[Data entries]
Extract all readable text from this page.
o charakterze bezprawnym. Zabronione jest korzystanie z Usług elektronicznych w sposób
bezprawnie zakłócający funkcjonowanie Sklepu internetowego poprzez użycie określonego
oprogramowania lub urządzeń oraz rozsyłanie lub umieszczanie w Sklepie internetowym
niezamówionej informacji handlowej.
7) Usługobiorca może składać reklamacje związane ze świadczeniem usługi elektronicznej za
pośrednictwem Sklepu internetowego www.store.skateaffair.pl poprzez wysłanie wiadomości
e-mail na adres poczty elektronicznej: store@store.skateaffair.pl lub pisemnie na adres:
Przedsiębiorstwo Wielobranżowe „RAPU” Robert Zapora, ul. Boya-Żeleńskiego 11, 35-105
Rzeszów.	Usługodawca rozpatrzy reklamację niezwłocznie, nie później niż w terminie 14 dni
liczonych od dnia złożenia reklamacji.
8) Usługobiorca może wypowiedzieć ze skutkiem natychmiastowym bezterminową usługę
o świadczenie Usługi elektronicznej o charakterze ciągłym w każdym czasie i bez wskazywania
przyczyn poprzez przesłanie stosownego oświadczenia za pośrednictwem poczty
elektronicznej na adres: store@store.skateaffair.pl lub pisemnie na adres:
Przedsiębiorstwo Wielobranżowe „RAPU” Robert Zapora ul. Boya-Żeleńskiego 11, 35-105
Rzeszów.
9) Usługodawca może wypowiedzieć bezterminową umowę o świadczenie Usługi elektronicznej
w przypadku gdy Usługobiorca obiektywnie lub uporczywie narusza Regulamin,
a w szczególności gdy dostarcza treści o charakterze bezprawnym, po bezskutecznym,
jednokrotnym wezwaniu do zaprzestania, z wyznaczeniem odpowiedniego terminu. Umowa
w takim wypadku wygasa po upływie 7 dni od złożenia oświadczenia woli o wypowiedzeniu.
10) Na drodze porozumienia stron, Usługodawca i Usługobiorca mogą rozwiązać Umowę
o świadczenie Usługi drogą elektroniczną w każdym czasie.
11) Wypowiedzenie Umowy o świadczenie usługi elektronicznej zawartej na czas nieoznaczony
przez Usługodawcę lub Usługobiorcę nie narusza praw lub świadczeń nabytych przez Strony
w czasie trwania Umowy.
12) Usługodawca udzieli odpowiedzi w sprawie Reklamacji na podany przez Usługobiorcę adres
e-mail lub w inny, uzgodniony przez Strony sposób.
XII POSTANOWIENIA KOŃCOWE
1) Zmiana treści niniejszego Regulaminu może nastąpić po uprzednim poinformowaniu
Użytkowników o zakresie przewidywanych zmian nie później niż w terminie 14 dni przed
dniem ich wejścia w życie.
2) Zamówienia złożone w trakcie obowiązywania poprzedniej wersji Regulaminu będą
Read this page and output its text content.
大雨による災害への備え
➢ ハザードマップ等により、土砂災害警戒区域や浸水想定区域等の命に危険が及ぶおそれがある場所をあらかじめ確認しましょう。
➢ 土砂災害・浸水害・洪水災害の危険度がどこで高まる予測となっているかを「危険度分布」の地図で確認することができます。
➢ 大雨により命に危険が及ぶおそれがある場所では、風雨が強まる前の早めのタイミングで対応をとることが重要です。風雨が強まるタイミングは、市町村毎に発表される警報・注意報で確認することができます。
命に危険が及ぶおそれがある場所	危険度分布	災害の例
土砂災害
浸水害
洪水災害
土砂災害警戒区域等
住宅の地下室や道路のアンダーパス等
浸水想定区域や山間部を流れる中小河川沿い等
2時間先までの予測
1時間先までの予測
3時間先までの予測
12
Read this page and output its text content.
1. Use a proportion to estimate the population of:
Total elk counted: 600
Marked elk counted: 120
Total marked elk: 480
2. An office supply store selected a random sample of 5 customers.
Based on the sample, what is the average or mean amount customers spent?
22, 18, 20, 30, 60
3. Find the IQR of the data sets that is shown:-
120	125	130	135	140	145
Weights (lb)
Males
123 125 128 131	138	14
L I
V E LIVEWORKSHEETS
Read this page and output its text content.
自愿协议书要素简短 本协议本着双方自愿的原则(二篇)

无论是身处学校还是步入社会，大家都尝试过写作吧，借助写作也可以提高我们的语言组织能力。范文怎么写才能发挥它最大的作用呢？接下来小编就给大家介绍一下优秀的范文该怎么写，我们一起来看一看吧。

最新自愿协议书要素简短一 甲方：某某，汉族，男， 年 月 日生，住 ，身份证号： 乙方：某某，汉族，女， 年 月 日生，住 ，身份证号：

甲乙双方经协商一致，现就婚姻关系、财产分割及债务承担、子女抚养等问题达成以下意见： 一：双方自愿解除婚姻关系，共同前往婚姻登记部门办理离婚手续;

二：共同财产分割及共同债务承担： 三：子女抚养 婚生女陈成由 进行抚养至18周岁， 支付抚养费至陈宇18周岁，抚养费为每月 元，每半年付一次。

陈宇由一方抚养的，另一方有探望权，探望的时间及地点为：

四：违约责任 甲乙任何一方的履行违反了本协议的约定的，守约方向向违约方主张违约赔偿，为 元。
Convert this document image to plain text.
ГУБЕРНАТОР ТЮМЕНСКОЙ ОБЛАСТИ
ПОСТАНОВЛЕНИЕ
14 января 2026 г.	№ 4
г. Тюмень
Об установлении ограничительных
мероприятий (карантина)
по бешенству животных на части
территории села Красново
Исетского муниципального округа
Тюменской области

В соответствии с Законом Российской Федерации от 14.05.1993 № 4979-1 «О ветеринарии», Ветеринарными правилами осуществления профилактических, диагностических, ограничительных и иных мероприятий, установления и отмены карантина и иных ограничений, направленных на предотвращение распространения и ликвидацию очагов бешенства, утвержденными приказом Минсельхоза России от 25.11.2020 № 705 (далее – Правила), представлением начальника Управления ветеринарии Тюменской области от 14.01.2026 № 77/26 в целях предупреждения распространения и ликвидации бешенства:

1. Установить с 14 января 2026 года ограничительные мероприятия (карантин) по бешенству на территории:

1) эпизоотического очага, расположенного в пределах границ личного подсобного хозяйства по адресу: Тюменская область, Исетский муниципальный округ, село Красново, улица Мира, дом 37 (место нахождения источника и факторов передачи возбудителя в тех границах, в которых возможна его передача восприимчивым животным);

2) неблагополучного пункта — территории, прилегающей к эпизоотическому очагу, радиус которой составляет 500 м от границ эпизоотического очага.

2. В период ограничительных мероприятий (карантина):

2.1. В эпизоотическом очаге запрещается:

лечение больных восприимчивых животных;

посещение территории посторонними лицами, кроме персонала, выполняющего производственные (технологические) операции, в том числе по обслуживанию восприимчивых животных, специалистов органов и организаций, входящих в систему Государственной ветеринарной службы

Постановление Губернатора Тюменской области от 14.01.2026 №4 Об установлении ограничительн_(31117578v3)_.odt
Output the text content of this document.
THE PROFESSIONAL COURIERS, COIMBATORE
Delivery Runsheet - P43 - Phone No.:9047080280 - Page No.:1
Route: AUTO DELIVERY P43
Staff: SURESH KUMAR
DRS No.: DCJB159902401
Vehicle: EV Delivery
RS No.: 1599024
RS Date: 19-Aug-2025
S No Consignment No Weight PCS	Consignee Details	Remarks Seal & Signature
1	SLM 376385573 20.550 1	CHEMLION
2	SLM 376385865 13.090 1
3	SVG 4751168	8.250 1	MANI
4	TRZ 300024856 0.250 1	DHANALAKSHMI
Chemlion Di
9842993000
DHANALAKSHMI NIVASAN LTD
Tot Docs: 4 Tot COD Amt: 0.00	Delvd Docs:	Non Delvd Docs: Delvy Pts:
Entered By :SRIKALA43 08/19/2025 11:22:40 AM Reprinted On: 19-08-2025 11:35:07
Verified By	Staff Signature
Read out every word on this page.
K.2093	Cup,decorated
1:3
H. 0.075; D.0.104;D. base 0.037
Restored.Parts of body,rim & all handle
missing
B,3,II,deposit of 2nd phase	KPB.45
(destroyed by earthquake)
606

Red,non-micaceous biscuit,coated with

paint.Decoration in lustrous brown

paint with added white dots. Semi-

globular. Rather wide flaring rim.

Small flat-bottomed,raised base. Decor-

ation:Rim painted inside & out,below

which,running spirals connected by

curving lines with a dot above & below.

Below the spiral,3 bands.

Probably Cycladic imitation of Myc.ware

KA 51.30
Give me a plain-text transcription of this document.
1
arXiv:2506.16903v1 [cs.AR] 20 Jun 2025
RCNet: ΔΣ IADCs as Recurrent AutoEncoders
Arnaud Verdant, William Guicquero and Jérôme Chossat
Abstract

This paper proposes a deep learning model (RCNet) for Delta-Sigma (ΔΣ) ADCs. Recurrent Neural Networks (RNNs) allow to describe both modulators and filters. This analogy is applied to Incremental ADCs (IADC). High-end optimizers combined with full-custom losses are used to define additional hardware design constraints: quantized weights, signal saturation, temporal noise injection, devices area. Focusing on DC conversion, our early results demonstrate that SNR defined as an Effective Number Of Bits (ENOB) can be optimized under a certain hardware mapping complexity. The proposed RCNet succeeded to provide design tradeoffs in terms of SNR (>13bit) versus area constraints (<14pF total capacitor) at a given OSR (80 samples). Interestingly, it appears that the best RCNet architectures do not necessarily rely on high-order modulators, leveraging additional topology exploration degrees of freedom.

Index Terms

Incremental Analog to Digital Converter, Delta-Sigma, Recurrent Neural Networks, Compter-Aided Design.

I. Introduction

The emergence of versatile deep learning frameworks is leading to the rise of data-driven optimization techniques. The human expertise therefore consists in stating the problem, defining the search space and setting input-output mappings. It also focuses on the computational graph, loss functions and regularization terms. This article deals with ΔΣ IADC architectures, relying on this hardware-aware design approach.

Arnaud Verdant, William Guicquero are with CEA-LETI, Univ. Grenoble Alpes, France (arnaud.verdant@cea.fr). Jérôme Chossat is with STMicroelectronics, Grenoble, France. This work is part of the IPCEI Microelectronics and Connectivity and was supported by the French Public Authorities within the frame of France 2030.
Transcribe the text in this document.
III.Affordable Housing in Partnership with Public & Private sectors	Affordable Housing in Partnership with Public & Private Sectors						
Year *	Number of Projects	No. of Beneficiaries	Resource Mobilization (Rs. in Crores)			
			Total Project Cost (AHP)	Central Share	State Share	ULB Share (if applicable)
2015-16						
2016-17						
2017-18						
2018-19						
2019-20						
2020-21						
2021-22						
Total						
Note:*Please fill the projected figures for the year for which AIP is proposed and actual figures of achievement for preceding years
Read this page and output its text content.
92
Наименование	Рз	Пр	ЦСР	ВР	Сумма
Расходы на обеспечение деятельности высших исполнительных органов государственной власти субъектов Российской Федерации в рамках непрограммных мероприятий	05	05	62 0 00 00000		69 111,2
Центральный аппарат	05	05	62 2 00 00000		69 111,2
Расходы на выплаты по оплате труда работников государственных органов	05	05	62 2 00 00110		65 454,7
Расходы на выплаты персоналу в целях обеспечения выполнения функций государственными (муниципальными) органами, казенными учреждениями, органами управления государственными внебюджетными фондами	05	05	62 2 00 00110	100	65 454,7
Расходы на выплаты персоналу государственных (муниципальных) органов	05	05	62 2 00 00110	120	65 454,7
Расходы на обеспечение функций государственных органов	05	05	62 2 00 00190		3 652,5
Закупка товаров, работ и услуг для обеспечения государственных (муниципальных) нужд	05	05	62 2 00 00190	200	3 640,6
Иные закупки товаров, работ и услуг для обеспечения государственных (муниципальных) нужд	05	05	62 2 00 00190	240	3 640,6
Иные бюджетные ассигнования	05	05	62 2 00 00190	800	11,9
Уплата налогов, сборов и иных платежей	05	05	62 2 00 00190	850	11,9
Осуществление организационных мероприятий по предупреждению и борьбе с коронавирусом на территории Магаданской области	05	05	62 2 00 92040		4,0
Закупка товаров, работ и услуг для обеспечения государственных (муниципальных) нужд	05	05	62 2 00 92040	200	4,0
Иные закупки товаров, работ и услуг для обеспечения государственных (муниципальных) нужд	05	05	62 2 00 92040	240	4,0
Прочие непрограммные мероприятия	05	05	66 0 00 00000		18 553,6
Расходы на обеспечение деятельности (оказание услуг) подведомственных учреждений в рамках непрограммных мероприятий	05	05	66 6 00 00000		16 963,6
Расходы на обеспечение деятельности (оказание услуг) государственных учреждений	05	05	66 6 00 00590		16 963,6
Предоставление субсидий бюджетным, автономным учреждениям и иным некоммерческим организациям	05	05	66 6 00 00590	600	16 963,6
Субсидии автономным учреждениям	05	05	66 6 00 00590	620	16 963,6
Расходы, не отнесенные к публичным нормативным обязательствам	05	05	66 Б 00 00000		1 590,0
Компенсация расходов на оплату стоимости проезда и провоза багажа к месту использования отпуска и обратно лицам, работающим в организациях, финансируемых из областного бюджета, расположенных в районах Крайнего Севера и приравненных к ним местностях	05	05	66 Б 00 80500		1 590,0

### [Task details]
The answer is the number of lines in the preceding material that hold "Российской"; write that number and nothing else.

### [Written reply]
2